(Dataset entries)
========

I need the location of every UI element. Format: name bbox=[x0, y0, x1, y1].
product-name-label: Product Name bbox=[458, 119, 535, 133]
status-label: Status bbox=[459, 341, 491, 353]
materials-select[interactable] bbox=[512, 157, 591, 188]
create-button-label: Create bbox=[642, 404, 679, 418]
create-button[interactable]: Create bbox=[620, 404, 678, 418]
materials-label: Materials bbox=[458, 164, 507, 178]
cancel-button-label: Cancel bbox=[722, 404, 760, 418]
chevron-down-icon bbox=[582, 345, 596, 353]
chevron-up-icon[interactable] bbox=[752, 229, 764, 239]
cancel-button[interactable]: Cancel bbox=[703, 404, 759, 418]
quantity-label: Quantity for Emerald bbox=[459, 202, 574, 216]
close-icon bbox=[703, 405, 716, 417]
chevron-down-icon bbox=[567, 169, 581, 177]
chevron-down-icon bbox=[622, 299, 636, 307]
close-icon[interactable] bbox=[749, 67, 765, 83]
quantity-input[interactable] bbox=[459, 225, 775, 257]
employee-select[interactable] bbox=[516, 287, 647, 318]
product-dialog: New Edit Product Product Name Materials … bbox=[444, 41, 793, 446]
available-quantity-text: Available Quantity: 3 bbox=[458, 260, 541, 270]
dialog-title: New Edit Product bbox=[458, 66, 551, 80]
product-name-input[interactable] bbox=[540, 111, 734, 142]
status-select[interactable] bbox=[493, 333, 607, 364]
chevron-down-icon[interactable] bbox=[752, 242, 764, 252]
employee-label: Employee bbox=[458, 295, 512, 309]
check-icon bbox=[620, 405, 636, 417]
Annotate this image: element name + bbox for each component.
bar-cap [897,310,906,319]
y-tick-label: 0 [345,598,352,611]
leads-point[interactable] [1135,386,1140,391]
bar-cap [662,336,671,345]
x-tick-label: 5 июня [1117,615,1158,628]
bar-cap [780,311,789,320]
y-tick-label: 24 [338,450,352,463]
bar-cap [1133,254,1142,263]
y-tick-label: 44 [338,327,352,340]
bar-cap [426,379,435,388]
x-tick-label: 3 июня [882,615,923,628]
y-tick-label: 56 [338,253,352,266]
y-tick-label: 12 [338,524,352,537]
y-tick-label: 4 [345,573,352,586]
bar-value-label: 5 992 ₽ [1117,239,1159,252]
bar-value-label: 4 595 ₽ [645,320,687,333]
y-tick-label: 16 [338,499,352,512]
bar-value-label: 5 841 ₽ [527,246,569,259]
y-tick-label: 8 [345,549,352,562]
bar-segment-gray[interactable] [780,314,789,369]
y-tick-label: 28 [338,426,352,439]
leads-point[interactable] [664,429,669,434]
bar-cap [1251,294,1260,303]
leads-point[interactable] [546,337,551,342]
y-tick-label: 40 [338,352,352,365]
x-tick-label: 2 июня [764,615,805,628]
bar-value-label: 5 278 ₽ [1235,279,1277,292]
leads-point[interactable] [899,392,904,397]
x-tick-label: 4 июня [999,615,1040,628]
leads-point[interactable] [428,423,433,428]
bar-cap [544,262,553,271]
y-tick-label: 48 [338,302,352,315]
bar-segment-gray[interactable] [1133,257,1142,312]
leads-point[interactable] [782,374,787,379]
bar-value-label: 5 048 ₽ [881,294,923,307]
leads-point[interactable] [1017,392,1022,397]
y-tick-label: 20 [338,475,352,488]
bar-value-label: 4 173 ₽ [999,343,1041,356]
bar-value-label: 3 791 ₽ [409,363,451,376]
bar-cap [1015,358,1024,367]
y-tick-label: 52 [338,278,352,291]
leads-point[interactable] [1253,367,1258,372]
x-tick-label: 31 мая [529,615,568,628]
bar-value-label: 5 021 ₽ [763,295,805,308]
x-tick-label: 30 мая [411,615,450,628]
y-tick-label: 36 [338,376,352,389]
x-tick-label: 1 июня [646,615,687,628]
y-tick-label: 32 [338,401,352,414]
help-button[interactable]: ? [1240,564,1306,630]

========

# [Task to complete]
Copy every line above exactly, from first to last, without changing anything.

# [Exercise answer]
I need the location of every UI element. Format: name bbox=[x0, y0, x1, y1].
product-name-label: Product Name bbox=[458, 119, 535, 133]
status-label: Status bbox=[459, 341, 491, 353]
materials-select[interactable] bbox=[512, 157, 591, 188]
create-button-label: Create bbox=[642, 404, 679, 418]
create-button[interactable]: Create bbox=[620, 404, 678, 418]
materials-label: Materials bbox=[458, 164, 507, 178]
cancel-button-label: Cancel bbox=[722, 404, 760, 418]
chevron-down-icon bbox=[582, 345, 596, 353]
chevron-up-icon[interactable] bbox=[752, 229, 764, 239]
cancel-button[interactable]: Cancel bbox=[703, 404, 759, 418]
quantity-label: Quantity for Emerald bbox=[459, 202, 574, 216]
close-icon bbox=[703, 405, 716, 417]
chevron-down-icon bbox=[567, 169, 581, 177]
chevron-down-icon bbox=[622, 299, 636, 307]
close-icon[interactable] bbox=[749, 67, 765, 83]
quantity-input[interactable] bbox=[459, 225, 775, 257]
employee-select[interactable] bbox=[516, 287, 647, 318]
product-dialog: New Edit Product Product Name Materials … bbox=[444, 41, 793, 446]
available-quantity-text: Available Quantity: 3 bbox=[458, 260, 541, 270]
dialog-title: New Edit Product bbox=[458, 66, 551, 80]
product-name-input[interactable] bbox=[540, 111, 734, 142]
status-select[interactable] bbox=[493, 333, 607, 364]
chevron-down-icon[interactable] bbox=[752, 242, 764, 252]
employee-label: Employee bbox=[458, 295, 512, 309]
check-icon bbox=[620, 405, 636, 417]
Annotate this image: element name + bbox for each component.
bar-cap [897,310,906,319]
y-tick-label: 0 [345,598,352,611]
leads-point[interactable] [1135,386,1140,391]
bar-cap [662,336,671,345]
x-tick-label: 5 июня [1117,615,1158,628]
bar-cap [780,311,789,320]
y-tick-label: 24 [338,450,352,463]
bar-cap [1133,254,1142,263]
y-tick-label: 44 [338,327,352,340]
bar-cap [426,379,435,388]
x-tick-label: 3 июня [882,615,923,628]
y-tick-label: 56 [338,253,352,266]
y-tick-label: 12 [338,524,352,537]
y-tick-label: 4 [345,573,352,586]
bar-value-label: 5 992 ₽ [1117,239,1159,252]
bar-value-label: 4 595 ₽ [645,320,687,333]
y-tick-label: 16 [338,499,352,512]
bar-value-label: 5 841 ₽ [527,246,569,259]
y-tick-label: 8 [345,549,352,562]
bar-segment-gray[interactable] [780,314,789,369]
y-tick-label: 28 [338,426,352,439]
leads-point[interactable] [664,429,669,434]
bar-cap [1251,294,1260,303]
leads-point[interactable] [546,337,551,342]
y-tick-label: 40 [338,352,352,365]
x-tick-label: 2 июня [764,615,805,628]
bar-value-label: 5 278 ₽ [1235,279,1277,292]
leads-point[interactable] [899,392,904,397]
x-tick-label: 4 июня [999,615,1040,628]
leads-point[interactable] [428,423,433,428]
bar-cap [544,262,553,271]
y-tick-label: 48 [338,302,352,315]
bar-segment-gray[interactable] [1133,257,1142,312]
leads-point[interactable] [782,374,787,379]
bar-value-label: 5 048 ₽ [881,294,923,307]
leads-point[interactable] [1017,392,1022,397]
y-tick-label: 20 [338,475,352,488]
bar-value-label: 4 173 ₽ [999,343,1041,356]
bar-value-label: 3 791 ₽ [409,363,451,376]
bar-cap [1015,358,1024,367]
y-tick-label: 52 [338,278,352,291]
leads-point[interactable] [1253,367,1258,372]
x-tick-label: 31 мая [529,615,568,628]
bar-value-label: 5 021 ₽ [763,295,805,308]
x-tick-label: 30 мая [411,615,450,628]
y-tick-label: 36 [338,376,352,389]
x-tick-label: 1 июня [646,615,687,628]
y-tick-label: 32 [338,401,352,414]
help-button[interactable]: ? [1240,564,1306,630]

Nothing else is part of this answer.